Start of Data rows

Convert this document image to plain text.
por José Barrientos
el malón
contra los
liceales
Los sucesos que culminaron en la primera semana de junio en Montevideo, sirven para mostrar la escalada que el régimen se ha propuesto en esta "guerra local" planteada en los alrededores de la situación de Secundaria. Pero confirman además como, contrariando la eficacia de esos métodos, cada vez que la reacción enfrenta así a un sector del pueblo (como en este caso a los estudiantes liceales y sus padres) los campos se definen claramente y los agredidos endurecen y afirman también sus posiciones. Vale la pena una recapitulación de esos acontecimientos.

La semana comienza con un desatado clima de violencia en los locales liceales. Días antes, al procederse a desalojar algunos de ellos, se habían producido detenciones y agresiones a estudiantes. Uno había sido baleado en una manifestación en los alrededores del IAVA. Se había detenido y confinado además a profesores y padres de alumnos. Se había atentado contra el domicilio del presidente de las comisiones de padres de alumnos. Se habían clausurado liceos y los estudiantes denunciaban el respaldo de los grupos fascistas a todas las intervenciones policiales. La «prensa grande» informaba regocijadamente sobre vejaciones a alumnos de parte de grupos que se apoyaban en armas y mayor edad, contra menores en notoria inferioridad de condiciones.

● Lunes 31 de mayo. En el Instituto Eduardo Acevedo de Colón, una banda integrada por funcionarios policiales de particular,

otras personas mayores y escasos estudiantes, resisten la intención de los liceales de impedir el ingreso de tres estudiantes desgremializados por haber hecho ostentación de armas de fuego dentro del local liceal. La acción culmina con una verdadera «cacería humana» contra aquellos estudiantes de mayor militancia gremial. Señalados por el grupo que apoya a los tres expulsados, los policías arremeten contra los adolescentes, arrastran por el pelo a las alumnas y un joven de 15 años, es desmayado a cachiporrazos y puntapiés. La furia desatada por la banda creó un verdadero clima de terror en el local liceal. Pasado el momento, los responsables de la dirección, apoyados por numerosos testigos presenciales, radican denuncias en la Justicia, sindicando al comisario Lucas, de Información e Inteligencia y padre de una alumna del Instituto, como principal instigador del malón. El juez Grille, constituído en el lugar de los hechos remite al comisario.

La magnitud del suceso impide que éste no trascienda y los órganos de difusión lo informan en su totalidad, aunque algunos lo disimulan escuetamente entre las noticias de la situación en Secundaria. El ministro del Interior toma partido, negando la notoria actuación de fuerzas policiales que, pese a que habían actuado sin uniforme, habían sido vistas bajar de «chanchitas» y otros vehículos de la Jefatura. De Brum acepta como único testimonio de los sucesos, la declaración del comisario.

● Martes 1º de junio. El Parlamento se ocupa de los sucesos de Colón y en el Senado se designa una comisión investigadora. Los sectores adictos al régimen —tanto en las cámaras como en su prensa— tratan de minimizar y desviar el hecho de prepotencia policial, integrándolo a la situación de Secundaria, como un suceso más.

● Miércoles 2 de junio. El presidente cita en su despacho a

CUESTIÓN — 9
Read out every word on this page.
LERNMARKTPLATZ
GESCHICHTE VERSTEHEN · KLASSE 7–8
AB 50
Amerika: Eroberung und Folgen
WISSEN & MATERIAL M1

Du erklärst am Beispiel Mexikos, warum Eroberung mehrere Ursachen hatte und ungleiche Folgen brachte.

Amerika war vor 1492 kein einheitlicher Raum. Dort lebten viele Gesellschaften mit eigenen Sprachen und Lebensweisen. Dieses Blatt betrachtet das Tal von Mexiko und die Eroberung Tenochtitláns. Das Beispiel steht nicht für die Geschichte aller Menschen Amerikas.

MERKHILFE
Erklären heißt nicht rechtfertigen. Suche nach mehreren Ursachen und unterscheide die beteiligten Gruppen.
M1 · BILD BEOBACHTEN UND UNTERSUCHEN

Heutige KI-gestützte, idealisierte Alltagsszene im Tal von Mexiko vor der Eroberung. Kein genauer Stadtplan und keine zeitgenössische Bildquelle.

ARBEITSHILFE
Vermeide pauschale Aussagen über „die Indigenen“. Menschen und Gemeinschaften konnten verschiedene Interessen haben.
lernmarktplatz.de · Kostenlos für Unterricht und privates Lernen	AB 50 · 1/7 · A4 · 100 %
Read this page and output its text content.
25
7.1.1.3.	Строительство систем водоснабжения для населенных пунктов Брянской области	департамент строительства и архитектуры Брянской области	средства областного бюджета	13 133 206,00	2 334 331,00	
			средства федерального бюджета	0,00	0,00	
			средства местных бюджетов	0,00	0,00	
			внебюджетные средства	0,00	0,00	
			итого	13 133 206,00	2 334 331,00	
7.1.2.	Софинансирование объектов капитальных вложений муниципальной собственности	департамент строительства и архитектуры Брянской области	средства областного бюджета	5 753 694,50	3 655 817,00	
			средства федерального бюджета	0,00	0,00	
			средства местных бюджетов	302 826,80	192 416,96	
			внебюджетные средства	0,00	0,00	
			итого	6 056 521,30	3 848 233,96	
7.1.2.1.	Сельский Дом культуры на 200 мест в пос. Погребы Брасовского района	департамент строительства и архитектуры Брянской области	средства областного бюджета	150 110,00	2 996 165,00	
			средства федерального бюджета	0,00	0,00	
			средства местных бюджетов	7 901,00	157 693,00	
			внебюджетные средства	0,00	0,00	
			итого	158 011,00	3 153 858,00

End of Data rows

- _Exercise brief_
Look above for the line containing "Read this page and output its text content.", then transcribe it and all lines after it through the last, exactly and with nothing else.

- _Solution to the exercise_
Read this page and output its text content.
25
7.1.1.3.	Строительство систем водоснабжения для населенных пунктов Брянской области	департамент строительства и архитектуры Брянской области	средства областного бюджета	13 133 206,00	2 334 331,00	
			средства федерального бюджета	0,00	0,00	
			средства местных бюджетов	0,00	0,00	
			внебюджетные средства	0,00	0,00	
			итого	13 133 206,00	2 334 331,00	
7.1.2.	Софинансирование объектов капитальных вложений муниципальной собственности	департамент строительства и архитектуры Брянской области	средства областного бюджета	5 753 694,50	3 655 817,00	
			средства федерального бюджета	0,00	0,00	
			средства местных бюджетов	302 826,80	192 416,96	
			внебюджетные средства	0,00	0,00	
			итого	6 056 521,30	3 848 233,96	
7.1.2.1.	Сельский Дом культуры на 200 мест в пос. Погребы Брасовского района	департамент строительства и архитектуры Брянской области	средства областного бюджета	150 110,00	2 996 165,00	
			средства федерального бюджета	0,00	0,00	
			средства местных бюджетов	7 901,00	157 693,00	
			внебюджетные средства	0,00	0,00	
			итого	158 011,00	3 153 858,00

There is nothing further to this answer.